DATA RECORDS
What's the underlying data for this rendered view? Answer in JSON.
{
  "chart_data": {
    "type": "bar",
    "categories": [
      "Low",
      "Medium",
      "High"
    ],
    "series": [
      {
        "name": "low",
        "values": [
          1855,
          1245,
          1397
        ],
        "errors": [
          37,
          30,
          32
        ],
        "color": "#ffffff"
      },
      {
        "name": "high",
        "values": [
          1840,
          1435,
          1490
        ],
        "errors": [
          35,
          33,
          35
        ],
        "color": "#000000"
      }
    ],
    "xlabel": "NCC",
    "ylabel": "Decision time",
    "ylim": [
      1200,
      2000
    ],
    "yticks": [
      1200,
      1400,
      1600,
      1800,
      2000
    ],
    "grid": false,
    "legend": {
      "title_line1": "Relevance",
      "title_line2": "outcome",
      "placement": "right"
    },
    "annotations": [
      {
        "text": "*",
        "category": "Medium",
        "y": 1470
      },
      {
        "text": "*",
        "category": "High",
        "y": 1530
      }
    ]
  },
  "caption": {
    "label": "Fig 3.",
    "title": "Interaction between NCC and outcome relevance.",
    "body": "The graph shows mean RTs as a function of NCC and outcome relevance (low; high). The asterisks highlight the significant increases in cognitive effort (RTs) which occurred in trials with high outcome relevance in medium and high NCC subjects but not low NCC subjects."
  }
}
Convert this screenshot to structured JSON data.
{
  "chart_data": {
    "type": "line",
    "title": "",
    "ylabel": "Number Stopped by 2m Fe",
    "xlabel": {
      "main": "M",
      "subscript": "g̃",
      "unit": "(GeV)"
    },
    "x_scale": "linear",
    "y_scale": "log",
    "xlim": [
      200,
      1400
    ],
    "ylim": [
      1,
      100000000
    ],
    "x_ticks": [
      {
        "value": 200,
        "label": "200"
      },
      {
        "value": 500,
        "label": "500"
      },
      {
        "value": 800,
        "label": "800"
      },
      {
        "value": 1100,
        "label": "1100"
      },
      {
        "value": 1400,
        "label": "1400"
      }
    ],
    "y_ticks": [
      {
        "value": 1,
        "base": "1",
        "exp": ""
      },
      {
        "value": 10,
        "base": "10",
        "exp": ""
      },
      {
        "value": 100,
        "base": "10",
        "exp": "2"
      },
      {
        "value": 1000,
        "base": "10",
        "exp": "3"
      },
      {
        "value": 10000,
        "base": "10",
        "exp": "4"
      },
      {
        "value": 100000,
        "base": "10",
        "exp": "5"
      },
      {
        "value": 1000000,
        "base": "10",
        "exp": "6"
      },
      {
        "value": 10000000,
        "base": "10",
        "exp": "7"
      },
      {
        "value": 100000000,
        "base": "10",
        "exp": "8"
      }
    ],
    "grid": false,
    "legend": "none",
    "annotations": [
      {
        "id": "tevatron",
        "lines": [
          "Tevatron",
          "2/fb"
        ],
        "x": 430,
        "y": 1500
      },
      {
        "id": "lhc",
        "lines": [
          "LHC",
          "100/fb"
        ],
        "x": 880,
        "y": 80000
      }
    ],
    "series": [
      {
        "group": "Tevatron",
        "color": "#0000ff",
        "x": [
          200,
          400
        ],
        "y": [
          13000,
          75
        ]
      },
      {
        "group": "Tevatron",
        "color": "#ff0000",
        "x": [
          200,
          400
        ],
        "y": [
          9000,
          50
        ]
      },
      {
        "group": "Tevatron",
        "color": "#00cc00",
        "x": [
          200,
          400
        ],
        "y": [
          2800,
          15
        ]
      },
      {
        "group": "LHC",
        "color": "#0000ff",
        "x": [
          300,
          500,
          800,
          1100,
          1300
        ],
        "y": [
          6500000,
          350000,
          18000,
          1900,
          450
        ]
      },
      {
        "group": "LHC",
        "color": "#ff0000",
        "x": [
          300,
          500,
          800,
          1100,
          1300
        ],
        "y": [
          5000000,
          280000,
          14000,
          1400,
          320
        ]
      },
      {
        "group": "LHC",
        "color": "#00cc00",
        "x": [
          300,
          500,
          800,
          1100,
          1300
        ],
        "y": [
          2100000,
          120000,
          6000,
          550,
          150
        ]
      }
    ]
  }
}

TASK INSTRUCTIONS
Using the data above, output each line exactly.

EXPECTED ANSWER
What's the underlying data for this rendered view? Answer in JSON.
{
  "chart_data": {
    "type": "bar",
    "categories": [
      "Low",
      "Medium",
      "High"
    ],
    "series": [
      {
        "name": "low",
        "values": [
          1855,
          1245,
          1397
        ],
        "errors": [
          37,
          30,
          32
        ],
        "color": "#ffffff"
      },
      {
        "name": "high",
        "values": [
          1840,
          1435,
          1490
        ],
        "errors": [
          35,
          33,
          35
        ],
        "color": "#000000"
      }
    ],
    "xlabel": "NCC",
    "ylabel": "Decision time",
    "ylim": [
      1200,
      2000
    ],
    "yticks": [
      1200,
      1400,
      1600,
      1800,
      2000
    ],
    "grid": false,
    "legend": {
      "title_line1": "Relevance",
      "title_line2": "outcome",
      "placement": "right"
    },
    "annotations": [
      {
        "text": "*",
        "category": "Medium",
        "y": 1470
      },
      {
        "text": "*",
        "category": "High",
        "y": 1530
      }
    ]
  },
  "caption": {
    "label": "Fig 3.",
    "title": "Interaction between NCC and outcome relevance.",
    "body": "The graph shows mean RTs as a function of NCC and outcome relevance (low; high). The asterisks highlight the significant increases in cognitive effort (RTs) which occurred in trials with high outcome relevance in medium and high NCC subjects but not low NCC subjects."
  }
}
Convert this screenshot to structured JSON data.
{
  "chart_data": {
    "type": "line",
    "title": "",
    "ylabel": "Number Stopped by 2m Fe",
    "xlabel": {
      "main": "M",
      "subscript": "g̃",
      "unit": "(GeV)"
    },
    "x_scale": "linear",
    "y_scale": "log",
    "xlim": [
      200,
      1400
    ],
    "ylim": [
      1,
      100000000
    ],
    "x_ticks": [
      {
        "value": 200,
        "label": "200"
      },
      {
        "value": 500,
        "label": "500"
      },
      {
        "value": 800,
        "label": "800"
      },
      {
        "value": 1100,
        "label": "1100"
      },
      {
        "value": 1400,
        "label": "1400"
      }
    ],
    "y_ticks": [
      {
        "value": 1,
        "base": "1",
        "exp": ""
      },
      {
        "value": 10,
        "base": "10",
        "exp": ""
      },
      {
        "value": 100,
        "base": "10",
        "exp": "2"
      },
      {
        "value": 1000,
        "base": "10",
        "exp": "3"
      },
      {
        "value": 10000,
        "base": "10",
        "exp": "4"
      },
      {
        "value": 100000,
        "base": "10",
        "exp": "5"
      },
      {
        "value": 1000000,
        "base": "10",
        "exp": "6"
      },
      {
        "value": 10000000,
        "base": "10",
        "exp": "7"
      },
      {
        "value": 100000000,
        "base": "10",
        "exp": "8"
      }
    ],
    "grid": false,
    "legend": "none",
    "annotations": [
      {
        "id": "tevatron",
        "lines": [
          "Tevatron",
          "2/fb"
        ],
        "x": 430,
        "y": 1500
      },
      {
        "id": "lhc",
        "lines": [
          "LHC",
          "100/fb"
        ],
        "x": 880,
        "y": 80000
      }
    ],
    "series": [
      {
        "group": "Tevatron",
        "color": "#0000ff",
        "x": [
          200,
          400
        ],
        "y": [
          13000,
          75
        ]
      },
      {
        "group": "Tevatron",
        "color": "#ff0000",
        "x": [
          200,
          400
        ],
        "y": [
          9000,
          50
        ]
      },
      {
        "group": "Tevatron",
        "color": "#00cc00",
        "x": [
          200,
          400
        ],
        "y": [
          2800,
          15
        ]
      },
      {
        "group": "LHC",
        "color": "#0000ff",
        "x": [
          300,
          500,
          800,
          1100,
          1300
        ],
        "y": [
          6500000,
          350000,
          18000,
          1900,
          450
        ]
      },
      {
        "group": "LHC",
        "color": "#ff0000",
        "x": [
          300,
          500,
          800,
          1100,
          1300
        ],
        "y": [
          5000000,
          280000,
          14000,
          1400,
          320
        ]
      },
      {
        "group": "LHC",
        "color": "#00cc00",
        "x": [
          300,
          500,
          800,
          1100,
          1300
        ],
        "y": [
          2100000,
          120000,
          6000,
          550,
          150
        ]
      }
    ]
  }
}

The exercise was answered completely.